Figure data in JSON
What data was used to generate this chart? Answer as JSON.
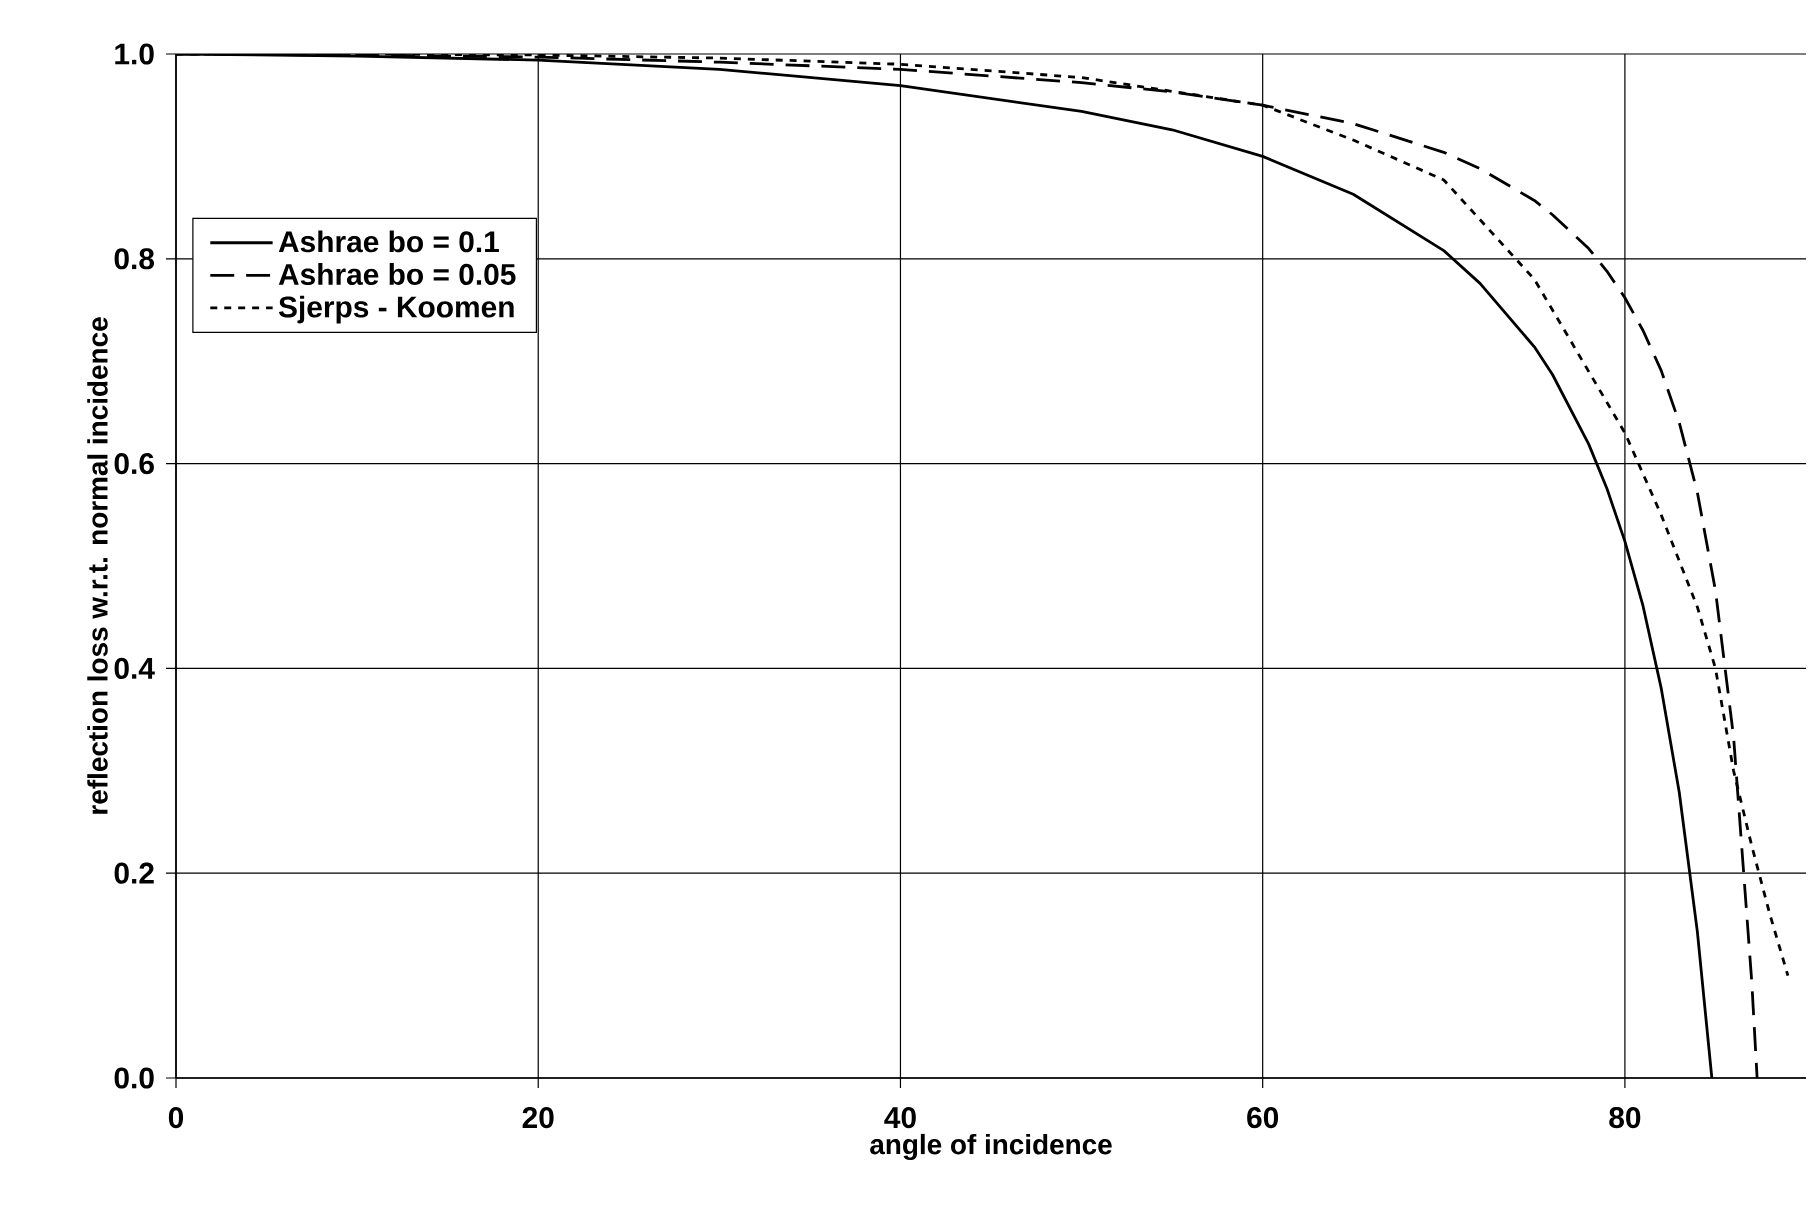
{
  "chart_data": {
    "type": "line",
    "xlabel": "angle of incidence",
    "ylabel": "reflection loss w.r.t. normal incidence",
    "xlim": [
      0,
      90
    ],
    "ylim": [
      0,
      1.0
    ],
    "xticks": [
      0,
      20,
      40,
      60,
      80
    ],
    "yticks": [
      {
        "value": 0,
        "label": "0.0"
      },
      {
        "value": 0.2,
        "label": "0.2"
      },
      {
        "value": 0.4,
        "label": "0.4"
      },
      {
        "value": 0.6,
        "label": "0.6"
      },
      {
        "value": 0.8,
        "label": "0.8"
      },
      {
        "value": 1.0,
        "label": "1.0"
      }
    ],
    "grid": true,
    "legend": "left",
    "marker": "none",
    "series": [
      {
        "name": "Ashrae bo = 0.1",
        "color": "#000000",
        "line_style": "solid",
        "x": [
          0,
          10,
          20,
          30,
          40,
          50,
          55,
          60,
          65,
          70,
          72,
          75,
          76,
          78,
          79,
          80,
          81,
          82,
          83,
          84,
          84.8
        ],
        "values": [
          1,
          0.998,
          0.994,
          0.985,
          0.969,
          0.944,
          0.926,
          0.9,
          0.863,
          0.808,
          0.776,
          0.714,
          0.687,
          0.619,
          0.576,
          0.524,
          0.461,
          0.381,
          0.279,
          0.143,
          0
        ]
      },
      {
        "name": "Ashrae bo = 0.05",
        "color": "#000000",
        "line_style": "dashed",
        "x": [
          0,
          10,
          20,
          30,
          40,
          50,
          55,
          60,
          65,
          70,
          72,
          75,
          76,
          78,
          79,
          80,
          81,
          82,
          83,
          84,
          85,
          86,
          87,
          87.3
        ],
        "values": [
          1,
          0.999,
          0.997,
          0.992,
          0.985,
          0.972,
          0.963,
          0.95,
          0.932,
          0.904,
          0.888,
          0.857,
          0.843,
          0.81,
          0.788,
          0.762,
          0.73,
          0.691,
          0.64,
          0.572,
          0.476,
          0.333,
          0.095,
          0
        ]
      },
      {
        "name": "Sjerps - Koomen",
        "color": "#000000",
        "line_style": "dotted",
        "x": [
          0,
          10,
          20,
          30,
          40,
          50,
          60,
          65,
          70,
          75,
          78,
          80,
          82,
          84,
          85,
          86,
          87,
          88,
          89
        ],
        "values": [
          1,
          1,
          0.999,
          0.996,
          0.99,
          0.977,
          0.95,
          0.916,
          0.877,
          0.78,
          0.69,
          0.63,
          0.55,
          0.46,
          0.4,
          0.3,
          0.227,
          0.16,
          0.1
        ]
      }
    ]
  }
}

**Exercise objective:**
Return the listing above in full and without alteration, excluding its pictures.

**Exercise solution:**
What data was used to generate this chart? Answer as JSON.
{
  "chart_data": {
    "type": "line",
    "xlabel": "angle of incidence",
    "ylabel": "reflection loss w.r.t. normal incidence",
    "xlim": [
      0,
      90
    ],
    "ylim": [
      0,
      1.0
    ],
    "xticks": [
      0,
      20,
      40,
      60,
      80
    ],
    "yticks": [
      {
        "value": 0,
        "label": "0.0"
      },
      {
        "value": 0.2,
        "label": "0.2"
      },
      {
        "value": 0.4,
        "label": "0.4"
      },
      {
        "value": 0.6,
        "label": "0.6"
      },
      {
        "value": 0.8,
        "label": "0.8"
      },
      {
        "value": 1.0,
        "label": "1.0"
      }
    ],
    "grid": true,
    "legend": "left",
    "marker": "none",
    "series": [
      {
        "name": "Ashrae bo = 0.1",
        "color": "#000000",
        "line_style": "solid",
        "x": [
          0,
          10,
          20,
          30,
          40,
          50,
          55,
          60,
          65,
          70,
          72,
          75,
          76,
          78,
          79,
          80,
          81,
          82,
          83,
          84,
          84.8
        ],
        "values": [
          1,
          0.998,
          0.994,
          0.985,
          0.969,
          0.944,
          0.926,
          0.9,
          0.863,
          0.808,
          0.776,
          0.714,
          0.687,
          0.619,
          0.576,
          0.524,
          0.461,
          0.381,
          0.279,
          0.143,
          0
        ]
      },
      {
        "name": "Ashrae bo = 0.05",
        "color": "#000000",
        "line_style": "dashed",
        "x": [
          0,
          10,
          20,
          30,
          40,
          50,
          55,
          60,
          65,
          70,
          72,
          75,
          76,
          78,
          79,
          80,
          81,
          82,
          83,
          84,
          85,
          86,
          87,
          87.3
        ],
        "values": [
          1,
          0.999,
          0.997,
          0.992,
          0.985,
          0.972,
          0.963,
          0.95,
          0.932,
          0.904,
          0.888,
          0.857,
          0.843,
          0.81,
          0.788,
          0.762,
          0.73,
          0.691,
          0.64,
          0.572,
          0.476,
          0.333,
          0.095,
          0
        ]
      },
      {
        "name": "Sjerps - Koomen",
        "color": "#000000",
        "line_style": "dotted",
        "x": [
          0,
          10,
          20,
          30,
          40,
          50,
          60,
          65,
          70,
          75,
          78,
          80,
          82,
          84,
          85,
          86,
          87,
          88,
          89
        ],
        "values": [
          1,
          1,
          0.999,
          0.996,
          0.99,
          0.977,
          0.95,
          0.916,
          0.877,
          0.78,
          0.69,
          0.63,
          0.55,
          0.46,
          0.4,
          0.3,
          0.227,
          0.16,
          0.1
        ]
      }
    ]
  }
}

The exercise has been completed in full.